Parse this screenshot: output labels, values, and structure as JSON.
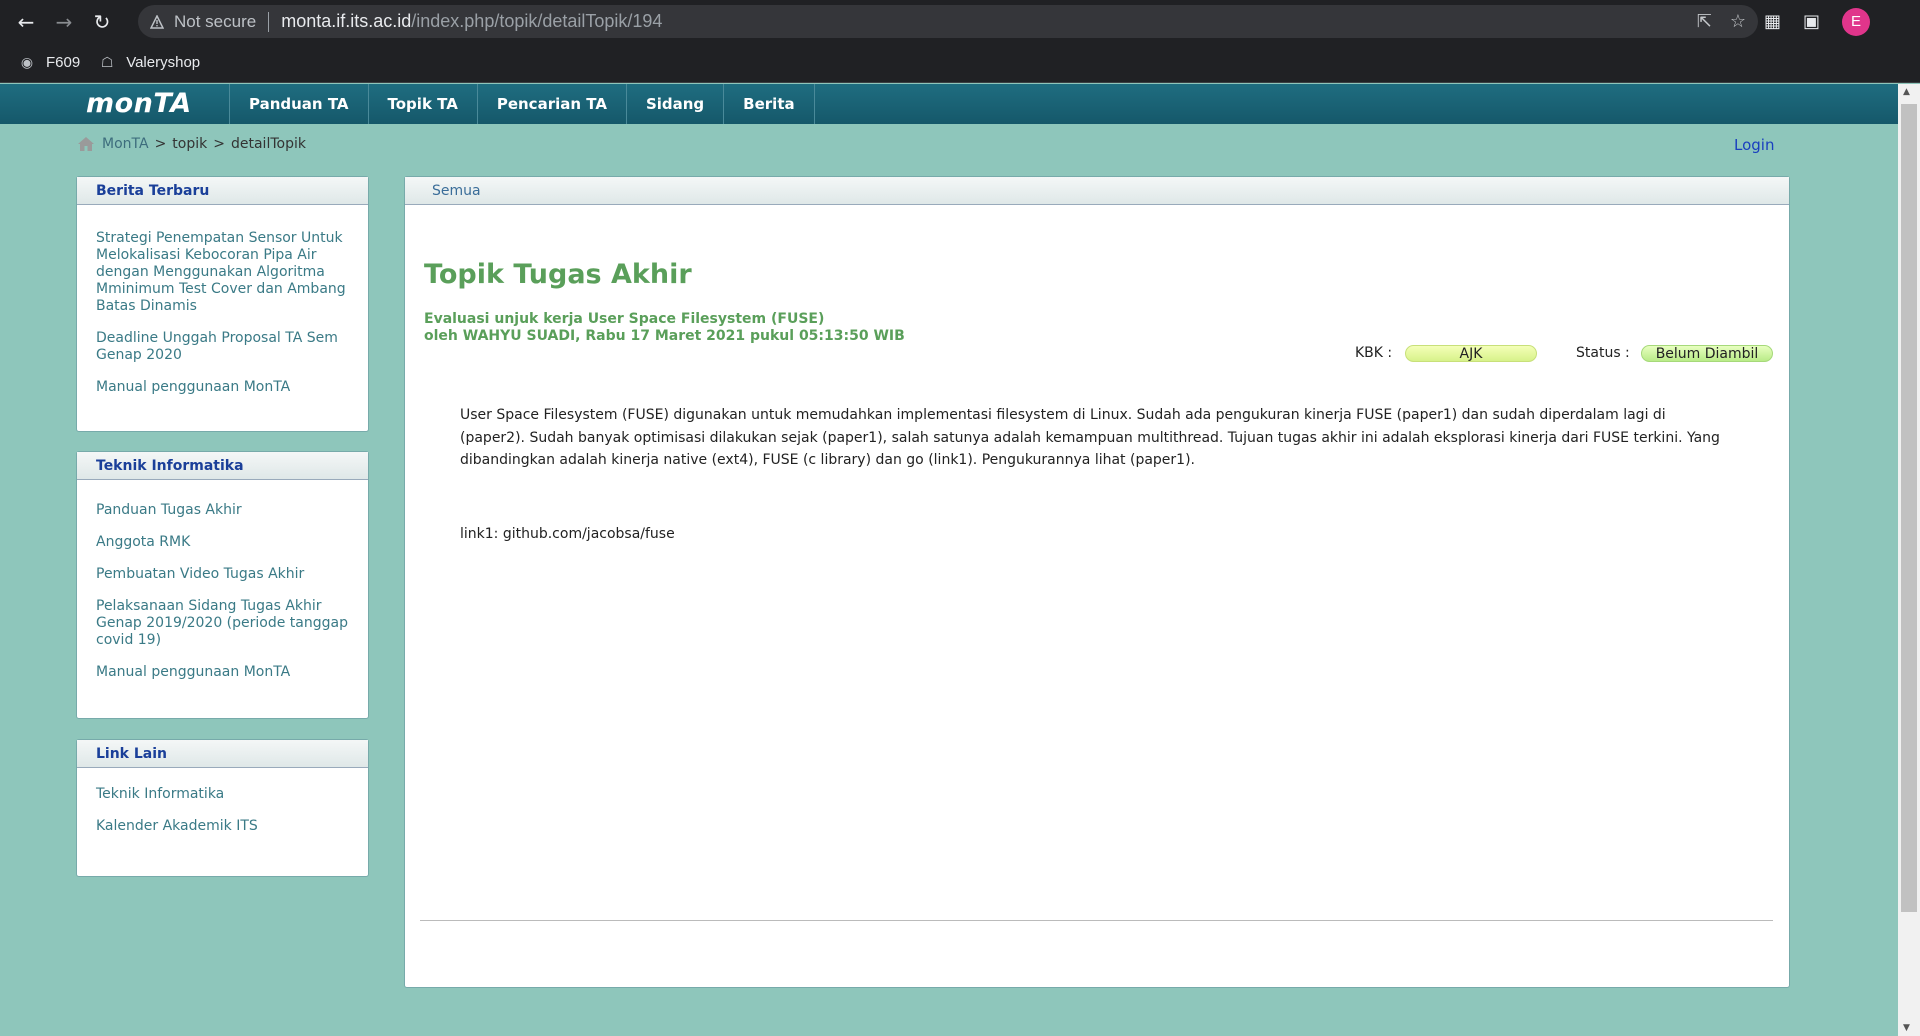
{
  "browser": {
    "not_secure": "Not secure",
    "url_host": "monta.if.its.ac.id",
    "url_path": "/index.php/topik/detailTopik/194",
    "profile_initial": "E",
    "bookmarks": [
      {
        "label": "F609",
        "icon": "globe-icon"
      },
      {
        "label": "Valeryshop",
        "icon": "shop-icon"
      }
    ]
  },
  "site": {
    "logo": "monTA",
    "menu": [
      "Panduan TA",
      "Topik TA",
      "Pencarian TA",
      "Sidang",
      "Berita"
    ],
    "breadcrumb": [
      "MonTA",
      "topik",
      "detailTopik"
    ],
    "login": "Login"
  },
  "sidebar": {
    "berita": {
      "title": "Berita Terbaru",
      "items": [
        "Strategi Penempatan Sensor Untuk Melokalisasi Kebocoran Pipa Air dengan Menggunakan Algoritma Mminimum Test Cover dan Ambang Batas Dinamis",
        "Deadline Unggah Proposal TA Sem Genap 2020",
        "Manual penggunaan MonTA"
      ]
    },
    "teknik": {
      "title": "Teknik Informatika",
      "items": [
        "Panduan Tugas Akhir",
        "Anggota RMK",
        "Pembuatan Video Tugas Akhir",
        "Pelaksanaan Sidang Tugas Akhir Genap 2019/2020 (periode tanggap covid 19)",
        "Manual penggunaan MonTA"
      ]
    },
    "link_lain": {
      "title": "Link Lain",
      "items": [
        "Teknik Informatika",
        "Kalender Akademik ITS"
      ]
    }
  },
  "main": {
    "tab": "Semua",
    "page_title": "Topik Tugas Akhir",
    "topic_title": "Evaluasi unjuk kerja User Space Filesystem (FUSE)",
    "topic_meta": "oleh WAHYU SUADI, Rabu 17 Maret 2021 pukul 05:13:50 WIB",
    "kbk_label": "KBK :",
    "kbk_value": "AJK",
    "status_label": "Status :",
    "status_value": "Belum Diambil",
    "description": "User Space Filesystem (FUSE) digunakan untuk memudahkan implementasi filesystem di Linux. Sudah ada pengukuran kinerja FUSE (paper1) dan sudah diperdalam lagi di (paper2). Sudah banyak optimisasi dilakukan sejak (paper1), salah satunya adalah kemampuan multithread. Tujuan tugas akhir ini adalah eksplorasi kinerja dari FUSE terkini. Yang dibandingkan adalah kinerja native (ext4), FUSE (c library) dan go (link1). Pengukurannya lihat (paper1).",
    "link_text": "link1: github.com/jacobsa/fuse"
  },
  "colors": {
    "page_bg": "#8ec6bb",
    "header_bg": "#1a6477",
    "title_green": "#5a9f5a",
    "sidebar_link": "#3a7a86",
    "sidebar_heading": "#1a3f99"
  }
}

§ **WORK REQUIRED**
Make an exact copy of the records shown above, without the pictures.

§ **EXPECTED ANSWER**
Parse this screenshot: output labels, values, and structure as JSON.
{
  "browser": {
    "not_secure": "Not secure",
    "url_host": "monta.if.its.ac.id",
    "url_path": "/index.php/topik/detailTopik/194",
    "profile_initial": "E",
    "bookmarks": [
      {
        "label": "F609",
        "icon": "globe-icon"
      },
      {
        "label": "Valeryshop",
        "icon": "shop-icon"
      }
    ]
  },
  "site": {
    "logo": "monTA",
    "menu": [
      "Panduan TA",
      "Topik TA",
      "Pencarian TA",
      "Sidang",
      "Berita"
    ],
    "breadcrumb": [
      "MonTA",
      "topik",
      "detailTopik"
    ],
    "login": "Login"
  },
  "sidebar": {
    "berita": {
      "title": "Berita Terbaru",
      "items": [
        "Strategi Penempatan Sensor Untuk Melokalisasi Kebocoran Pipa Air dengan Menggunakan Algoritma Mminimum Test Cover dan Ambang Batas Dinamis",
        "Deadline Unggah Proposal TA Sem Genap 2020",
        "Manual penggunaan MonTA"
      ]
    },
    "teknik": {
      "title": "Teknik Informatika",
      "items": [
        "Panduan Tugas Akhir",
        "Anggota RMK",
        "Pembuatan Video Tugas Akhir",
        "Pelaksanaan Sidang Tugas Akhir Genap 2019/2020 (periode tanggap covid 19)",
        "Manual penggunaan MonTA"
      ]
    },
    "link_lain": {
      "title": "Link Lain",
      "items": [
        "Teknik Informatika",
        "Kalender Akademik ITS"
      ]
    }
  },
  "main": {
    "tab": "Semua",
    "page_title": "Topik Tugas Akhir",
    "topic_title": "Evaluasi unjuk kerja User Space Filesystem (FUSE)",
    "topic_meta": "oleh WAHYU SUADI, Rabu 17 Maret 2021 pukul 05:13:50 WIB",
    "kbk_label": "KBK :",
    "kbk_value": "AJK",
    "status_label": "Status :",
    "status_value": "Belum Diambil",
    "description": "User Space Filesystem (FUSE) digunakan untuk memudahkan implementasi filesystem di Linux. Sudah ada pengukuran kinerja FUSE (paper1) dan sudah diperdalam lagi di (paper2). Sudah banyak optimisasi dilakukan sejak (paper1), salah satunya adalah kemampuan multithread. Tujuan tugas akhir ini adalah eksplorasi kinerja dari FUSE terkini. Yang dibandingkan adalah kinerja native (ext4), FUSE (c library) dan go (link1). Pengukurannya lihat (paper1).",
    "link_text": "link1: github.com/jacobsa/fuse"
  },
  "colors": {
    "page_bg": "#8ec6bb",
    "header_bg": "#1a6477",
    "title_green": "#5a9f5a",
    "sidebar_link": "#3a7a86",
    "sidebar_heading": "#1a3f99"
  }
}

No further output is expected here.